** START **

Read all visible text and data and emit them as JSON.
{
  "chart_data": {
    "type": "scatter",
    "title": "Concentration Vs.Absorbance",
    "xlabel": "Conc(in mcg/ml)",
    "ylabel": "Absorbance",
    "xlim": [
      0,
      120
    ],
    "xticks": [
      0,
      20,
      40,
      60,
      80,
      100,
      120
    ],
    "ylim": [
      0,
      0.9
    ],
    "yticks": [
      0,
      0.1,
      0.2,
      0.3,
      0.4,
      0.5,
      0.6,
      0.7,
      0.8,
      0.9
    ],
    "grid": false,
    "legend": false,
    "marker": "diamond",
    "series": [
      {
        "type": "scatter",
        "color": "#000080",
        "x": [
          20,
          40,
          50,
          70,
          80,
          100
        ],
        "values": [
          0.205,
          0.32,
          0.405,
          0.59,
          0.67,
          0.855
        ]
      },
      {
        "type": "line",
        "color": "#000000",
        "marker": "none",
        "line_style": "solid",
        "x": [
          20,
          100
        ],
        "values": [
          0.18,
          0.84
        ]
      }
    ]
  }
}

** END **

> _Work to do_: Go through the material and copy out every line with "Absorbance" in it.

> _Task answer_:
    "title": "Concentration Vs.Absorbance",
    "ylabel": "Absorbance",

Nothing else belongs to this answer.